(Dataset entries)
++++++++
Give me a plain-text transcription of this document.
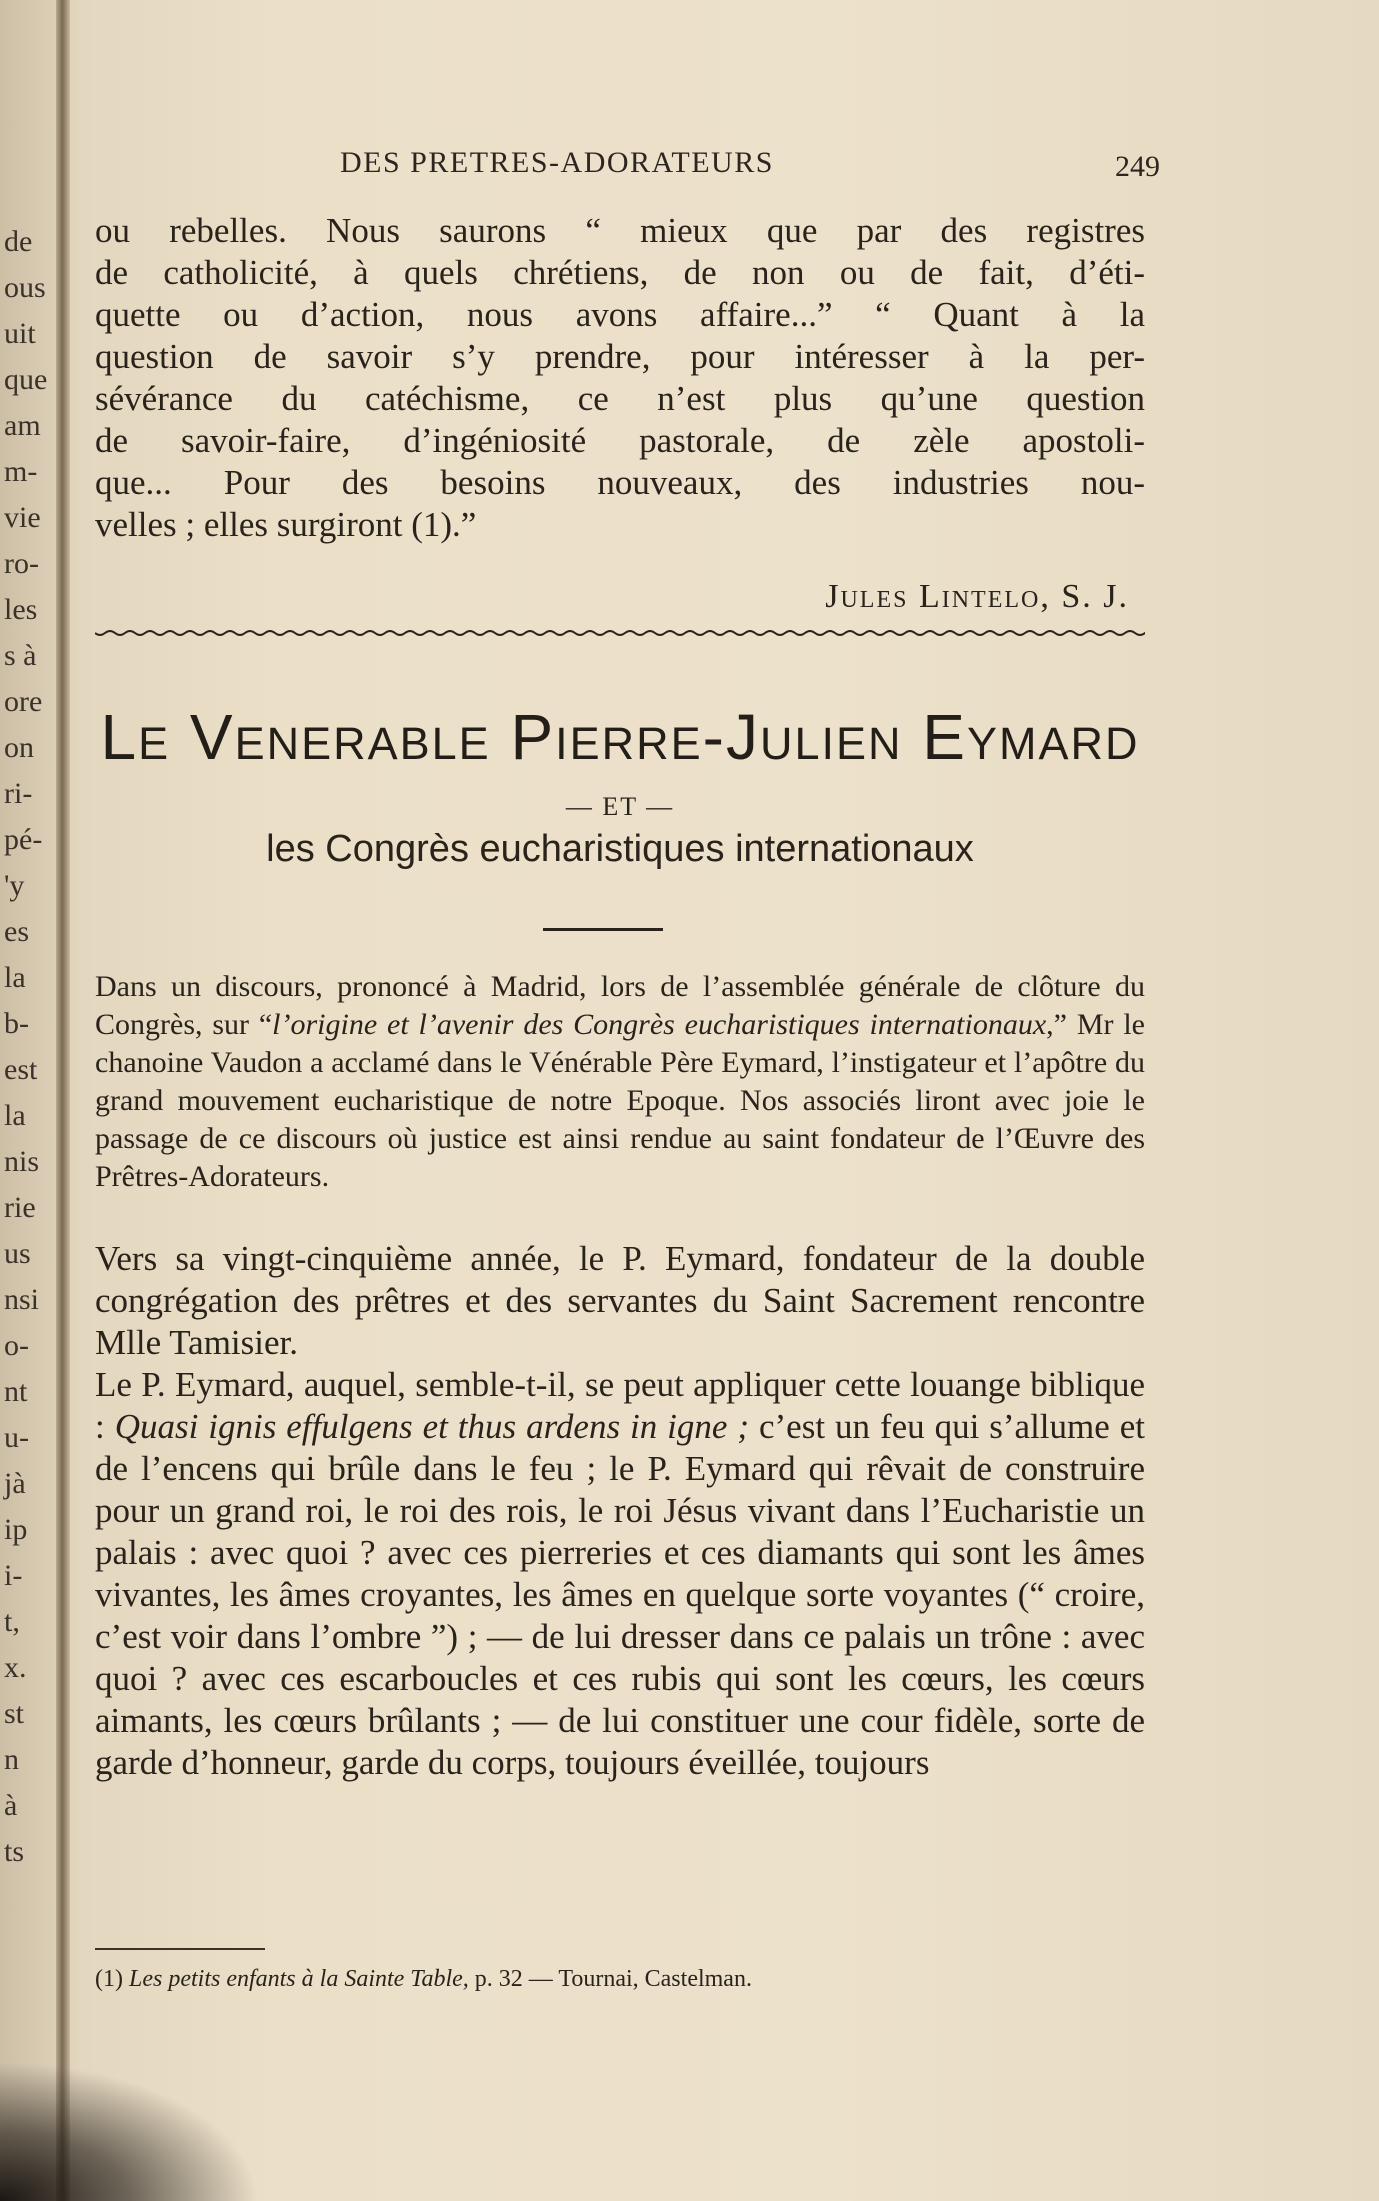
de
ous
uit
que
am
m-
vie
ro-
les
s à
ore
on
ri-
pé-
'y
es
la
b-
est
la
nis
rie
us
nsi
o-
nt
u-
jà
ip
i-
t,
x.
st
n
à
ts
DES PRETRES-ADORATEURS	249
ou rebelles. Nous saurons “ mieux que par des registres
de catholicité, à quels chrétiens, de non ou de fait, d’éti-
quette ou d’action, nous avons affaire...” “ Quant à la
question de savoir s’y prendre, pour intéresser à la per-
sévérance du catéchisme, ce n’est plus qu’une question
de savoir-faire, d’ingéniosité pastorale, de zèle apostoli-
que... Pour des besoins nouveaux, des industries nou-
velles ; elles surgiront (1).”
Jules Lintelo, S. J.
Le Venerable Pierre-Julien Eymard
— ET —
les Congrès eucharistiques internationaux
Dans un discours, prononcé à Madrid, lors de l’assemblée générale de clôture du Congrès, sur “l’origine et l’avenir des Congrès eucharistiques internationaux,” Mr le chanoine Vaudon a acclamé dans le Vénérable Père Eymard, l’instigateur et l’apôtre du grand mouvement eucharistique de notre Epoque. Nos associés liront avec joie le passage de ce discours où justice est ainsi rendue au saint fondateur de l’Œuvre des Prêtres-Adorateurs.

Vers sa vingt-cinquième année, le P. Eymard, fondateur de la double congrégation des prêtres et des servantes du Saint Sacrement rencontre Mlle Tamisier.

Le P. Eymard, auquel, semble-t-il, se peut appliquer cette louange biblique : Quasi ignis effulgens et thus ardens in igne ; c’est un feu qui s’allume et de l’encens qui brûle dans le feu ; le P. Eymard qui rêvait de construire pour un grand roi, le roi des rois, le roi Jésus vivant dans l’Eucharistie un palais : avec quoi ? avec ces pierreries et ces diamants qui sont les âmes vivantes, les âmes croyantes, les âmes en quelque sorte voyantes (“ croire, c’est voir dans l’ombre ”) ; — de lui dresser dans ce palais un trône : avec quoi ? avec ces escarboucles et ces rubis qui sont les cœurs, les cœurs aimants, les cœurs brûlants ; — de lui constituer une cour fidèle, sorte de garde d’honneur, garde du corps, toujours éveillée, toujours

(1) Les petits enfants à la Sainte Table, p. 32 — Tournai, Castelman.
++++++++
## To be done:
Reproduce every entry exactly, but omit each picture.

## Solution to this problem:
Give me a plain-text transcription of this document.
de
ous
uit
que
am
m-
vie
ro-
les
s à
ore
on
ri-
pé-
'y
es
la
b-
est
la
nis
rie
us
nsi
o-
nt
u-
jà
ip
i-
t,
x.
st
n
à
ts
DES PRETRES-ADORATEURS	249
ou rebelles. Nous saurons “ mieux que par des registres
de catholicité, à quels chrétiens, de non ou de fait, d’éti-
quette ou d’action, nous avons affaire...” “ Quant à la
question de savoir s’y prendre, pour intéresser à la per-
sévérance du catéchisme, ce n’est plus qu’une question
de savoir-faire, d’ingéniosité pastorale, de zèle apostoli-
que... Pour des besoins nouveaux, des industries nou-
velles ; elles surgiront (1).”
Jules Lintelo, S. J.
Le Venerable Pierre-Julien Eymard
— ET —
les Congrès eucharistiques internationaux
Dans un discours, prononcé à Madrid, lors de l’assemblée générale de clôture du Congrès, sur “l’origine et l’avenir des Congrès eucharistiques internationaux,” Mr le chanoine Vaudon a acclamé dans le Vénérable Père Eymard, l’instigateur et l’apôtre du grand mouvement eucharistique de notre Epoque. Nos associés liront avec joie le passage de ce discours où justice est ainsi rendue au saint fondateur de l’Œuvre des Prêtres-Adorateurs.

Vers sa vingt-cinquième année, le P. Eymard, fondateur de la double congrégation des prêtres et des servantes du Saint Sacrement rencontre Mlle Tamisier.

Le P. Eymard, auquel, semble-t-il, se peut appliquer cette louange biblique : Quasi ignis effulgens et thus ardens in igne ; c’est un feu qui s’allume et de l’encens qui brûle dans le feu ; le P. Eymard qui rêvait de construire pour un grand roi, le roi des rois, le roi Jésus vivant dans l’Eucharistie un palais : avec quoi ? avec ces pierreries et ces diamants qui sont les âmes vivantes, les âmes croyantes, les âmes en quelque sorte voyantes (“ croire, c’est voir dans l’ombre ”) ; — de lui dresser dans ce palais un trône : avec quoi ? avec ces escarboucles et ces rubis qui sont les cœurs, les cœurs aimants, les cœurs brûlants ; — de lui constituer une cour fidèle, sorte de garde d’honneur, garde du corps, toujours éveillée, toujours

(1) Les petits enfants à la Sainte Table, p. 32 — Tournai, Castelman.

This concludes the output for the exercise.